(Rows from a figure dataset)
════

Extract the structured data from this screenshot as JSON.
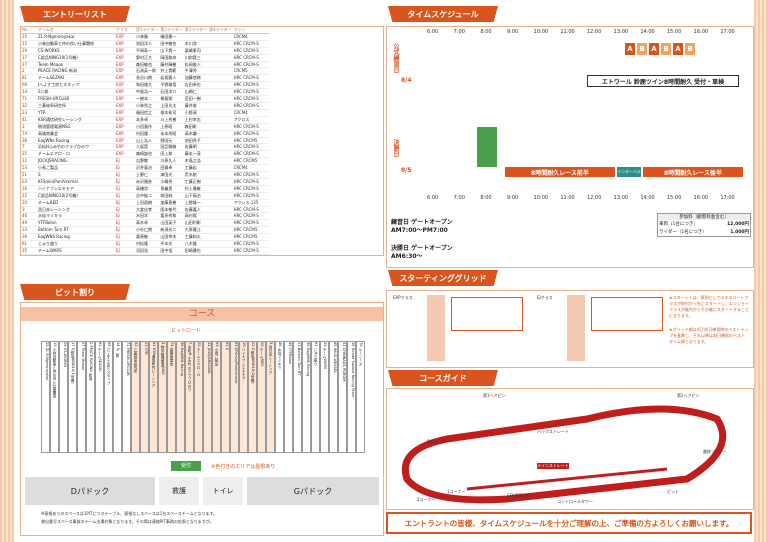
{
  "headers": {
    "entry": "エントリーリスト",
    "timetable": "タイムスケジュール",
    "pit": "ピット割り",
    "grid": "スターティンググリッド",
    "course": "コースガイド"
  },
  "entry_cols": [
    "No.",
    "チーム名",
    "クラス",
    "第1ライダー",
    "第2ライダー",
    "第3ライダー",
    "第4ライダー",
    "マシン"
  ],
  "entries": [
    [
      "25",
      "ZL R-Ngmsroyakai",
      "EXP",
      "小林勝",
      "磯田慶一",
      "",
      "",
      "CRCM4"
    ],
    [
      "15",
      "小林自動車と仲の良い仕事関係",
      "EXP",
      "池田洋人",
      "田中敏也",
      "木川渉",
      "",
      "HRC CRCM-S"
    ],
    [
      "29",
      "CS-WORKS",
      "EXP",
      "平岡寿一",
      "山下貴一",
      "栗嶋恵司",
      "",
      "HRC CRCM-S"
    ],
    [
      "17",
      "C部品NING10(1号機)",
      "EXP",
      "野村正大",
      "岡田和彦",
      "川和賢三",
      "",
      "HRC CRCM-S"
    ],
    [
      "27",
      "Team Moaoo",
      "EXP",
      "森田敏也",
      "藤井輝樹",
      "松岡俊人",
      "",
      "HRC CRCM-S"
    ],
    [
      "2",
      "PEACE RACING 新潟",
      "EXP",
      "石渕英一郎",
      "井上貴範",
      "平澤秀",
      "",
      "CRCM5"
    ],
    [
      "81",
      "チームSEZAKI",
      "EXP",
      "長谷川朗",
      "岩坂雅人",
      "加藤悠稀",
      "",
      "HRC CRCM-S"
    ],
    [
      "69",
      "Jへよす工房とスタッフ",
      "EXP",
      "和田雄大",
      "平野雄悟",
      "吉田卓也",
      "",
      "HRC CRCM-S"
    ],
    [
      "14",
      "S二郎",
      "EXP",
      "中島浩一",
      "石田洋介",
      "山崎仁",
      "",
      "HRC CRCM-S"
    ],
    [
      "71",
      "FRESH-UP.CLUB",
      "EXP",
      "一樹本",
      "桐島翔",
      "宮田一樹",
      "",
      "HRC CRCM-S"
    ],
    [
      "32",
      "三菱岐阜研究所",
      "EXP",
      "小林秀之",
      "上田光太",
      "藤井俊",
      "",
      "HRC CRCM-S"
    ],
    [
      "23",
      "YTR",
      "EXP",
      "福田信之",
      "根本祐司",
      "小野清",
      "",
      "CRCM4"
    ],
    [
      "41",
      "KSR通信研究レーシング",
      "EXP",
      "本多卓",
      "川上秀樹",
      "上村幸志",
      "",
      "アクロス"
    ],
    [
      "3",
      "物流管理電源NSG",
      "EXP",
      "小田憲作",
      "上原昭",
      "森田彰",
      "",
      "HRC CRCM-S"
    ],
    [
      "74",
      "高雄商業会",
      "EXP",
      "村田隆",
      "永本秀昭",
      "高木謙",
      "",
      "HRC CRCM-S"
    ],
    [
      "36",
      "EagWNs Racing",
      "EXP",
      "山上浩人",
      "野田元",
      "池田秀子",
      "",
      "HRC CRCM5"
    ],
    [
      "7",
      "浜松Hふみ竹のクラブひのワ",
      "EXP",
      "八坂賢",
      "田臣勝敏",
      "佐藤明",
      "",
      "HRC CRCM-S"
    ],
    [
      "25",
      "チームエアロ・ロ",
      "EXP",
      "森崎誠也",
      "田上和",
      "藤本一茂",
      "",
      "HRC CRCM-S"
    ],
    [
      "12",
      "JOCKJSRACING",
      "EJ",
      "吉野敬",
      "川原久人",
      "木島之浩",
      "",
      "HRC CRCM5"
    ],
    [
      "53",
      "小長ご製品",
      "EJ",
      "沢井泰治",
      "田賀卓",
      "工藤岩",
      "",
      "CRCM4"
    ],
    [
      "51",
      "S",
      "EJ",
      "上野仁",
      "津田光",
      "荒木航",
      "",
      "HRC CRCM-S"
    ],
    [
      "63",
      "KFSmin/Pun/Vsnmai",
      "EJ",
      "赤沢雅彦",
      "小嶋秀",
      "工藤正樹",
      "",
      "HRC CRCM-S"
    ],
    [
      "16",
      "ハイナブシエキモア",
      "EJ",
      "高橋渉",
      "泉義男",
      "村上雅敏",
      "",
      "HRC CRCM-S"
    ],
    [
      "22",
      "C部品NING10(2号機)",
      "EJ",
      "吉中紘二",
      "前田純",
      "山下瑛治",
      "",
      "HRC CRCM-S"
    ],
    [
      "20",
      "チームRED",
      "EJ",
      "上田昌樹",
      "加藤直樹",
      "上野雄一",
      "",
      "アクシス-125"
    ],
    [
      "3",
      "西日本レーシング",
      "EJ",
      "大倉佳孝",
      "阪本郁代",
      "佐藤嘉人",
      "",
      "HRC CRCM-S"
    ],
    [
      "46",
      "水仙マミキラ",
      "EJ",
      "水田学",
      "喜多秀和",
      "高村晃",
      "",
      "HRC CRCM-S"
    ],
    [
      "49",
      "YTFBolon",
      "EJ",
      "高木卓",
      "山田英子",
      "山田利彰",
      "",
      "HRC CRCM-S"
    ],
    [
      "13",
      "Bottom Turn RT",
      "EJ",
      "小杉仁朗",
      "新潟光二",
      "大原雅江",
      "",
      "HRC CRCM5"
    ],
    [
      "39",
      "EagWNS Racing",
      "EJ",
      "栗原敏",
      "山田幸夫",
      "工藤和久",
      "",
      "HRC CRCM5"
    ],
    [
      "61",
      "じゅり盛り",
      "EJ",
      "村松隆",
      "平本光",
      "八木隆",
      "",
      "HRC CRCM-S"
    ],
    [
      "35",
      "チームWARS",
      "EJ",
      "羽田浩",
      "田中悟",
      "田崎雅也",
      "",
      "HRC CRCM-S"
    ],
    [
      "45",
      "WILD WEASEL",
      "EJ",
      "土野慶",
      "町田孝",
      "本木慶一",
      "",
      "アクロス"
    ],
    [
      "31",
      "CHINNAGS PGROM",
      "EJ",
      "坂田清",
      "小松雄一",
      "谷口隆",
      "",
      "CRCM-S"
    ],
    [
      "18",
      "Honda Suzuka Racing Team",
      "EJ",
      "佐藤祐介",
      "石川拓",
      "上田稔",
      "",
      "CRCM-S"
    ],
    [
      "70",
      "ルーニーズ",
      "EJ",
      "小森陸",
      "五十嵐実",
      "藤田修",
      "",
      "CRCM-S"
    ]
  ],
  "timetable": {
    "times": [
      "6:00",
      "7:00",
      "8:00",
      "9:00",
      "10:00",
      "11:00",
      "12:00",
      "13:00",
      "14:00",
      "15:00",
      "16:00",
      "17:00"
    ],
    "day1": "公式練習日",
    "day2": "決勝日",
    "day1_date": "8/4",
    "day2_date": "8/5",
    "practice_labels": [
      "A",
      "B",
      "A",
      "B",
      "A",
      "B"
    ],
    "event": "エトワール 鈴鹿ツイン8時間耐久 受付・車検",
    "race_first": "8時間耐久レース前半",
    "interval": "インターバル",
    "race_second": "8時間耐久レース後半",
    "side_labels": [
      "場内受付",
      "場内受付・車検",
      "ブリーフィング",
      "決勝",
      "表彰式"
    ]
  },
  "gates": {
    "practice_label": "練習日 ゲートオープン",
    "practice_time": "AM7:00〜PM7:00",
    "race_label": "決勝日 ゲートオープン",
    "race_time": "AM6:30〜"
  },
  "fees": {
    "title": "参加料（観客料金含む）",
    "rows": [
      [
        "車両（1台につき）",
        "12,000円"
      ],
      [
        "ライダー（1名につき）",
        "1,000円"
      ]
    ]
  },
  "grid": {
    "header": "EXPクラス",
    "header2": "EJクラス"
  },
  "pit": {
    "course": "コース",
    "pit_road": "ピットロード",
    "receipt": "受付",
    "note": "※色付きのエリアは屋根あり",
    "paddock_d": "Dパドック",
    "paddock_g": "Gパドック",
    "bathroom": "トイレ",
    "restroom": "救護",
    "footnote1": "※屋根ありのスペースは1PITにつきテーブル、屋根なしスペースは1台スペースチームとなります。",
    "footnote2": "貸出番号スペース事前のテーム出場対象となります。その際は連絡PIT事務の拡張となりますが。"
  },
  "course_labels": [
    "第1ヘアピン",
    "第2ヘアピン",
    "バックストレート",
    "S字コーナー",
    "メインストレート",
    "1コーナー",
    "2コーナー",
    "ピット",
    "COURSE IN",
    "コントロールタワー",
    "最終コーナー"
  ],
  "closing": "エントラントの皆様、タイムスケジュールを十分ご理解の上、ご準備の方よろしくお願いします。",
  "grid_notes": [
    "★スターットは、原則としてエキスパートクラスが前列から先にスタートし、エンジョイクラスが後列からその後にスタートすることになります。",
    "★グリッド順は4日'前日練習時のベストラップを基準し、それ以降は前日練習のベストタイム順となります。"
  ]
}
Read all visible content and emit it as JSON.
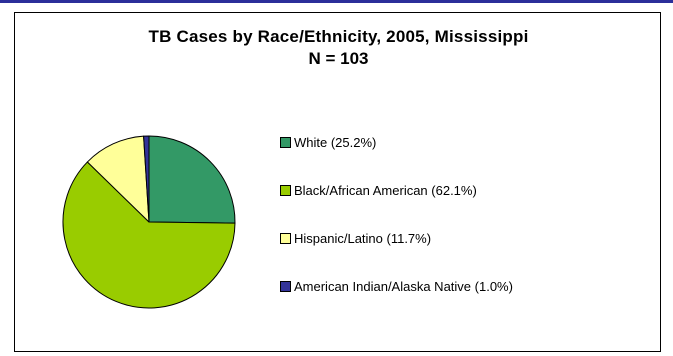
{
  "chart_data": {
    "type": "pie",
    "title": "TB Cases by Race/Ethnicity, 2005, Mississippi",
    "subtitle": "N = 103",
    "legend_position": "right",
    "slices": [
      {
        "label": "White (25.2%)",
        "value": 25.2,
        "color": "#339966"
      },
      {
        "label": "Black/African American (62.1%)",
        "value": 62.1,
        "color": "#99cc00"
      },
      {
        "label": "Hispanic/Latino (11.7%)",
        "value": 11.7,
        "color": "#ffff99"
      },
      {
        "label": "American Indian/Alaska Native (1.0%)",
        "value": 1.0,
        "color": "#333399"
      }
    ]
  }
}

════

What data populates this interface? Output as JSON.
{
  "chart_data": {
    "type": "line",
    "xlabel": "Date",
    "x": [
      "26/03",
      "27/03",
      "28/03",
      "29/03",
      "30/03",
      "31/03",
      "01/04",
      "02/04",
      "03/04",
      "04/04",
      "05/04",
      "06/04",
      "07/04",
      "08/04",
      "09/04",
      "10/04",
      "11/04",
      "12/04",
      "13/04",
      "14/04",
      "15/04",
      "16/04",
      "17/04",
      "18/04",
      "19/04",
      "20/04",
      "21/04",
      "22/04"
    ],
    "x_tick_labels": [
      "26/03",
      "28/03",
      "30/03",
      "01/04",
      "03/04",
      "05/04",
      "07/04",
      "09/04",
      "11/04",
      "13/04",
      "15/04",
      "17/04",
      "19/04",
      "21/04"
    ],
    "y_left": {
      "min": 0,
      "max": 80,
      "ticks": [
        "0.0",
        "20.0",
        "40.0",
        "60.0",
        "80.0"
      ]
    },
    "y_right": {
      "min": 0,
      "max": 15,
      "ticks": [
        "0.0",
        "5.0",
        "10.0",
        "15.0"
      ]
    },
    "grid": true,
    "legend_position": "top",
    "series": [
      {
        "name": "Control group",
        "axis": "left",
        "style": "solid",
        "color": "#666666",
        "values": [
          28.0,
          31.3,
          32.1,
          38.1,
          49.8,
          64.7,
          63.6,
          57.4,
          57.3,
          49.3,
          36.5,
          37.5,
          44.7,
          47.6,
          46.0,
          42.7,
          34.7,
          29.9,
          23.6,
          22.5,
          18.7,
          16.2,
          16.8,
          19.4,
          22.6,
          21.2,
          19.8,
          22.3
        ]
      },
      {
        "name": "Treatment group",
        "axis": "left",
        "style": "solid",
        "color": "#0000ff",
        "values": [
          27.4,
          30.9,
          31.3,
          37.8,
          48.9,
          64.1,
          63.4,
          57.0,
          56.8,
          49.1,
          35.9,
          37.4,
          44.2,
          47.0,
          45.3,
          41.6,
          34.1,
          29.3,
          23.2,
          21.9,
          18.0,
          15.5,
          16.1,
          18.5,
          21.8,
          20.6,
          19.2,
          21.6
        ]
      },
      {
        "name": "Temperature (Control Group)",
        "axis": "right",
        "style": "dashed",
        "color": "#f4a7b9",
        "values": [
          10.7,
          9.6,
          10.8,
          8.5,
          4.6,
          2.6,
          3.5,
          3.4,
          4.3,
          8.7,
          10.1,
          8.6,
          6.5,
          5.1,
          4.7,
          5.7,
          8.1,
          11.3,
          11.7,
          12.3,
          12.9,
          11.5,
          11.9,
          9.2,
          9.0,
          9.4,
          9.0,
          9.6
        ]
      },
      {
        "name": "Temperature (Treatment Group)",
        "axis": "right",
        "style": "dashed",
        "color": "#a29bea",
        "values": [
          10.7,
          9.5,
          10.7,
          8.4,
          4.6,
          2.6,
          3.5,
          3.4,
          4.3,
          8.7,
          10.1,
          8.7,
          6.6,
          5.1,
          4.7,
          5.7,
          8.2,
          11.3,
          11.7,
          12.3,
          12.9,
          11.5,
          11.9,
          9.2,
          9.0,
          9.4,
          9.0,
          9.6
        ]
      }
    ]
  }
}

════

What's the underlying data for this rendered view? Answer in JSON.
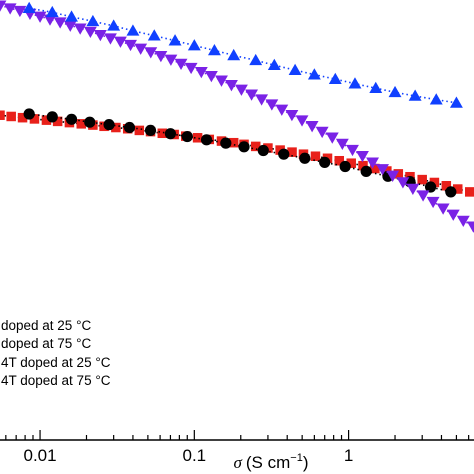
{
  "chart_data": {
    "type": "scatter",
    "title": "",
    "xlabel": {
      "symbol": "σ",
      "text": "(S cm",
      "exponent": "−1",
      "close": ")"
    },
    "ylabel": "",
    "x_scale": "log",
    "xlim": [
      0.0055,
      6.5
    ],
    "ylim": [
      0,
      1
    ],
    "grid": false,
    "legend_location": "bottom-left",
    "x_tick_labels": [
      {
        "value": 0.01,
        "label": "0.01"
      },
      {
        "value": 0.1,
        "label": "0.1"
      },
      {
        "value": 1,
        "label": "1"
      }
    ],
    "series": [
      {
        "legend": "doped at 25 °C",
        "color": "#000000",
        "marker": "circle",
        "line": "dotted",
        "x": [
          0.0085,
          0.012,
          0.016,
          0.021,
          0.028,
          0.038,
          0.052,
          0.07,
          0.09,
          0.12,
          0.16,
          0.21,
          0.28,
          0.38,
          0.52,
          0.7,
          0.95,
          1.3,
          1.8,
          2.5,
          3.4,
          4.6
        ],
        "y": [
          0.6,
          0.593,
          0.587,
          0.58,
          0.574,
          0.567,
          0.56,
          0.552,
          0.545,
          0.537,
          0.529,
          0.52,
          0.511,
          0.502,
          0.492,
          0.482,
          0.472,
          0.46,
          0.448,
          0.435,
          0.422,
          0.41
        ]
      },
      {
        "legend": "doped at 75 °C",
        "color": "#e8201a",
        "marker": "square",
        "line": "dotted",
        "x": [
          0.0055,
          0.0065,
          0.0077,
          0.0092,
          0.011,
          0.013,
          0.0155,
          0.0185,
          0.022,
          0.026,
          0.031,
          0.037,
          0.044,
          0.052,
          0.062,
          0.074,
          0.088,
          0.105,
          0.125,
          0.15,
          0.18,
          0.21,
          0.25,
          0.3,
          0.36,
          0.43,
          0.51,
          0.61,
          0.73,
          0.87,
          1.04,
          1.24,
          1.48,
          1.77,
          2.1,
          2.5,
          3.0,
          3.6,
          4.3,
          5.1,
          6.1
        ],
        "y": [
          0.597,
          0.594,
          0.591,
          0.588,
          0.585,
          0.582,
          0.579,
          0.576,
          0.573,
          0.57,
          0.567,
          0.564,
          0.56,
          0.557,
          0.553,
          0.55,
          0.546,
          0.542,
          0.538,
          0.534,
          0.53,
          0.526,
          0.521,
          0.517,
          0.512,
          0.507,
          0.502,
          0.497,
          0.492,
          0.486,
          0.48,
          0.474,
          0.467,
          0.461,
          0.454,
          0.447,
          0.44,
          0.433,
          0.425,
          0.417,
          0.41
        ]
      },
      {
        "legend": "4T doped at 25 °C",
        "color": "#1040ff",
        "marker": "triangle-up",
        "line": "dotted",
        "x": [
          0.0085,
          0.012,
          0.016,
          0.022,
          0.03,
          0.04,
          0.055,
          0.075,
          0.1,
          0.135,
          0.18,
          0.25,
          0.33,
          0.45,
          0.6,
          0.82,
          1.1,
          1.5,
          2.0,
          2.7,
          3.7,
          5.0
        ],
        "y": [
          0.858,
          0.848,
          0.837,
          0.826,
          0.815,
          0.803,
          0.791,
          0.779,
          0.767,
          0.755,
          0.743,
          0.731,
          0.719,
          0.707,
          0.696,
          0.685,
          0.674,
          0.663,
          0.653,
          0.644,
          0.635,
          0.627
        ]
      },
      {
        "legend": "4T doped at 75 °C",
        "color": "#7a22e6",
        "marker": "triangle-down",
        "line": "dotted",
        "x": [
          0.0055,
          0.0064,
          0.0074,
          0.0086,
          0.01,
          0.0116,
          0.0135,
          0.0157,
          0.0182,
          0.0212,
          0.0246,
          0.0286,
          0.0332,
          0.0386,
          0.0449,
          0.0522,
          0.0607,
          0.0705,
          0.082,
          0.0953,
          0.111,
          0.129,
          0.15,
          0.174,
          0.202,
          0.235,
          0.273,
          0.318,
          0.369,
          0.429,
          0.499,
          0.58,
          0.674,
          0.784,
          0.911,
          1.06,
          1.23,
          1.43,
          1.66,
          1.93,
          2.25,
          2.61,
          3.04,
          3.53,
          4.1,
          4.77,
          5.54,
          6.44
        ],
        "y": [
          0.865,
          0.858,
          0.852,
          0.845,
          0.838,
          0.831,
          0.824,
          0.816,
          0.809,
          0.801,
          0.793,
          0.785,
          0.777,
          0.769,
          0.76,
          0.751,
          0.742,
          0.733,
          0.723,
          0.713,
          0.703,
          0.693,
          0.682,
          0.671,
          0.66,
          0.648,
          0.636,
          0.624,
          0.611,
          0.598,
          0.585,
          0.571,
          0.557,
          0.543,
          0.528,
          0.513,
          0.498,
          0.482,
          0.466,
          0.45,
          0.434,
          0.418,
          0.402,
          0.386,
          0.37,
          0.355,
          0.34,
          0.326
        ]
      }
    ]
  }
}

════

» AIM OF THE EXERCISE
Where a line above contains the string "triangle", copy that line.

» WRITTEN REPLY
        "marker": "triangle-up",
        "marker": "triangle-down",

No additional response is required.